▸ **Parts of the exercise**
a) Please sum up the forum thread on RFID-blocking shields in two sentences.
b) Translate this sentence from the forum thread on RFID-blocking shields into Spanish: "Our reporter offered her own homemade shield constructed of duct tape and lined with aluminium foil."
c) In the forum thread on RFID-blocking shields, how many types of shields and wallets did Recursion's security experts test?
-- Document extract follows --
Perhaps the whole thread does not make sense to you!  To each his own.

Jim


----------



## Quiet Pine (Dec 3, 2013)

*RFID-block not always effective*

From Consumer Reports Magazine, 2011:
"Shields or wallets marketed as RFID-blocking devices can make it more difficult for someone with an electronic reader to read your cards, but they don’t entirely block transmission of card data. When Recursion’s security experts tested 10 types of shields and wallets currently being sold to protect contactless cards, they found that none blocked the signal completely, and there was dramatic variability even among samples of the same brand. Using a different approach, Recursion’s experts created a credit-card-sized jamming device for the wallet that prevents cards from responding to any reader.

Our reporter offered her own homemade shield constructed of duct tape and lined with aluminium foil. It provided better protection than eight of the 10 commercial products, including a stainless-steel “RFID blocking” wallet selling online for about $60."


----------



## n777lt (Dec 3, 2013)

Quiet Pine said:


> From Consumer Reports Magazine, 2011:
> "Shields or wallets marketed as RFID-blocking devices can make it more difficult for someone with an electronic reader to read your cards, but they don’t entirely block transmission of card data. When Recursion’s security experts tested 10 types of shields and wallets currently being sold to protect contactless cards, they found that none blocked the signal completely, and there was dramatic variability even among samples of the same brand. Using a different approach, Recursion’s experts created a credit-card-sized jamming device for the wallet that prevents cards from responding to any reader.
> 
> Our reporter offered her own homemade shield constructed of duct tape and lined with aluminium foil. It provided better protection than eight of the 10 commercial products, including a stainless-steel “RFID blocking” wallet selling online for about $60."
-- Document extract concluded --
-- Dataset extract follows --
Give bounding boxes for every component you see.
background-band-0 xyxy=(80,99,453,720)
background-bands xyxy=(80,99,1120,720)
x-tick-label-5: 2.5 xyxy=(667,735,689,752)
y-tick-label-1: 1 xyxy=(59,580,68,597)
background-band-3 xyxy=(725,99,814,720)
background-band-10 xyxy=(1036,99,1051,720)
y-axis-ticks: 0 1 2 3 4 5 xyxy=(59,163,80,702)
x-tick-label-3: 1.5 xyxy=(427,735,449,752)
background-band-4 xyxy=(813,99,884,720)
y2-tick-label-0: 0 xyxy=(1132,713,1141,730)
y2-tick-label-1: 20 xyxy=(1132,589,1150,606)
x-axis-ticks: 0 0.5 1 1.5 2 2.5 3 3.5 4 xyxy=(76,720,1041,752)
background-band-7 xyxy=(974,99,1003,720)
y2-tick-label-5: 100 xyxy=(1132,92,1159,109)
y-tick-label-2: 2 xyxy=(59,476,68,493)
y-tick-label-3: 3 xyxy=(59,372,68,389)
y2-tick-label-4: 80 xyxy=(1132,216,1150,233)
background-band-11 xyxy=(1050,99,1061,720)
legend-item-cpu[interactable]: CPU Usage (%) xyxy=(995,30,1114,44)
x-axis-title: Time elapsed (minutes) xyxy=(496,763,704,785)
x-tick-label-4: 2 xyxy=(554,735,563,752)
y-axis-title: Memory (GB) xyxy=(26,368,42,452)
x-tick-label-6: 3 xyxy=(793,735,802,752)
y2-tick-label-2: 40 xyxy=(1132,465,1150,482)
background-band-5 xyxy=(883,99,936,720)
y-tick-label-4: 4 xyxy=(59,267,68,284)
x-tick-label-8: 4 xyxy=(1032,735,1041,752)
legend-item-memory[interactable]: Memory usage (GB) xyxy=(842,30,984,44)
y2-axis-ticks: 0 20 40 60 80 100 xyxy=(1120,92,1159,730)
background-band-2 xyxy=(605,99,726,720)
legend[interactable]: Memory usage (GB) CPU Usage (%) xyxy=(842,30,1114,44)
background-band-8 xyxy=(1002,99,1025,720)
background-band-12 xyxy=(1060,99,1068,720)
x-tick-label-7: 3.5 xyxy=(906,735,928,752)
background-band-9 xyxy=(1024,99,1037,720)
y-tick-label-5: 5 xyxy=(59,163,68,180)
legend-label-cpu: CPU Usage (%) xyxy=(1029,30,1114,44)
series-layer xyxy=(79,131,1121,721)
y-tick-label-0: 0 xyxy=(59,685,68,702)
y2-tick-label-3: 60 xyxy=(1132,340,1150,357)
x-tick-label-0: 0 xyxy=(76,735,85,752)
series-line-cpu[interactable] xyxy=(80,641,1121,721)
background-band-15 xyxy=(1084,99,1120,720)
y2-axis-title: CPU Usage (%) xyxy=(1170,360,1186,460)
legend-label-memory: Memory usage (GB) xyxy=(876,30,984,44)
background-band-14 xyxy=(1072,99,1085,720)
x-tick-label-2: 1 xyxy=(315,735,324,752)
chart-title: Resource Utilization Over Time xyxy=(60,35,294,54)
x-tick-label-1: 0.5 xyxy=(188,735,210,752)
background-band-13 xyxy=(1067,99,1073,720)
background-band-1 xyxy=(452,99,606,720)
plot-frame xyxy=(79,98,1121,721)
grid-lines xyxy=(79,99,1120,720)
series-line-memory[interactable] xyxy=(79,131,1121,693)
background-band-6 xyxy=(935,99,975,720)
-- Dataset extract concluded --
▸ **Results of the exercise**
a) A 2011 Consumer Reports excerpt quoted in the thread says that RFID-blocking shields and wallets make cards harder to read but don't fully block transmission: none of the 10 types that Recursion's security experts tested blocked the signal completely, and results varied dramatically even among samples of the same brand. It adds that Recursion's experts built a credit-card-sized jamming device, and that a reporter's homemade duct-tape shield lined with aluminium foil beat eight of the 10 commercial products.

b) Nuestra reportera ofreció su propio escudo casero hecho de cinta americana y forrado con papel de aluminio.

c) They tested 10 types.